Tally the lines of the listing that contain the string "производится". Give the number and nothing else.
## Begin
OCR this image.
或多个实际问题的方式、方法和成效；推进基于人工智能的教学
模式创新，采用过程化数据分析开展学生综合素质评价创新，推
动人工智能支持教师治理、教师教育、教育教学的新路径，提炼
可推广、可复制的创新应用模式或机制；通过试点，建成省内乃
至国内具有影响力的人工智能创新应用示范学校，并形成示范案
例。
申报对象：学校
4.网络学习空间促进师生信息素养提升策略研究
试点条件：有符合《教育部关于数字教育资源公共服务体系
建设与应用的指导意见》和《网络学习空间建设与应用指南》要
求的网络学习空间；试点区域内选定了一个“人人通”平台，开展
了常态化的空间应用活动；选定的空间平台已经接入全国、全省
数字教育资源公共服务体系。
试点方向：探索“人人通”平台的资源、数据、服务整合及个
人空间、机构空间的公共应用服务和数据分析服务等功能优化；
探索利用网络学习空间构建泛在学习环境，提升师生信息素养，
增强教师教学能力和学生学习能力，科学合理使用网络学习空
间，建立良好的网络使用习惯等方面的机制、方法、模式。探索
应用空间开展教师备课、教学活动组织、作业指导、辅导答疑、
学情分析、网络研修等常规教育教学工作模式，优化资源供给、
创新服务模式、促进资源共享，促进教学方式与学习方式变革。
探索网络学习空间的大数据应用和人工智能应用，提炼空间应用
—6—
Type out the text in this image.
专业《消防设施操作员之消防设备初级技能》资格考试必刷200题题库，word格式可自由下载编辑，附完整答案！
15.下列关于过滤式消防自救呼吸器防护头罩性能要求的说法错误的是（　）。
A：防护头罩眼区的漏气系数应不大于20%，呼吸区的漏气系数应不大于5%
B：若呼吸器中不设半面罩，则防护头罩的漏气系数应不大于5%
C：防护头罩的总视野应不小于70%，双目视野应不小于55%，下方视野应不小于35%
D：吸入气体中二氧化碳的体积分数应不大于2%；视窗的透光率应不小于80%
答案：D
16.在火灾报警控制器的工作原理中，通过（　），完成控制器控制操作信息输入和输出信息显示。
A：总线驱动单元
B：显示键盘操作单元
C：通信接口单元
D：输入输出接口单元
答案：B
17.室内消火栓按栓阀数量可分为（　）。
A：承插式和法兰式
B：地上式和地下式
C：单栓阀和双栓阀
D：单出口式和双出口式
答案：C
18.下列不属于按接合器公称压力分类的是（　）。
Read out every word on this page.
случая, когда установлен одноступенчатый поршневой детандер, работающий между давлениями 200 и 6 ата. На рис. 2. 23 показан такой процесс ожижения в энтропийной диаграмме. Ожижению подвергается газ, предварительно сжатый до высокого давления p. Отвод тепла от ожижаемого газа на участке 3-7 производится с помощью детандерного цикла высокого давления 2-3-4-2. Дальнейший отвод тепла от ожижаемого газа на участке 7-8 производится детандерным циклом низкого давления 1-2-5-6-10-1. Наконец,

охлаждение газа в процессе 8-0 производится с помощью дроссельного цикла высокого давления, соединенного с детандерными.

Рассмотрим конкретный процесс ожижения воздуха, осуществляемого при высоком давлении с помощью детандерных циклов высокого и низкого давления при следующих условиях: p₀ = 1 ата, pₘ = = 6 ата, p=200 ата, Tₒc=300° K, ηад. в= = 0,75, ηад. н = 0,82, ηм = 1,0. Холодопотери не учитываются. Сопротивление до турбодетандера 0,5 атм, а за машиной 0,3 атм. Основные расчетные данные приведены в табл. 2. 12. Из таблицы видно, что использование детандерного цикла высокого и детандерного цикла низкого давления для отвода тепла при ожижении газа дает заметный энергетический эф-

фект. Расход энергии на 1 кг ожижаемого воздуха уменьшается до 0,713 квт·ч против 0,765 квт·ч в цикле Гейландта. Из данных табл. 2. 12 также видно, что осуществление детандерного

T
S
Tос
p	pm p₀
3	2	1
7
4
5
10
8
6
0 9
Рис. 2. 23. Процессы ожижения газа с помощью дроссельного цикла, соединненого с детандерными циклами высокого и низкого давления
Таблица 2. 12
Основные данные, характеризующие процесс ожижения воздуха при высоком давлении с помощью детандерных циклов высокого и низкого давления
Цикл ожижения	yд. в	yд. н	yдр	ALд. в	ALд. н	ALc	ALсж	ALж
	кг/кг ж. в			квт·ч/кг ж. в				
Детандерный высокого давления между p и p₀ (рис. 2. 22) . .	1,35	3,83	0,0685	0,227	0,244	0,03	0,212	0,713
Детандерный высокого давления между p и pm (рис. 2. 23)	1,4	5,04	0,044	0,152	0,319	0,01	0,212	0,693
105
## End
ANSWER TO THE EXERCISE ->
2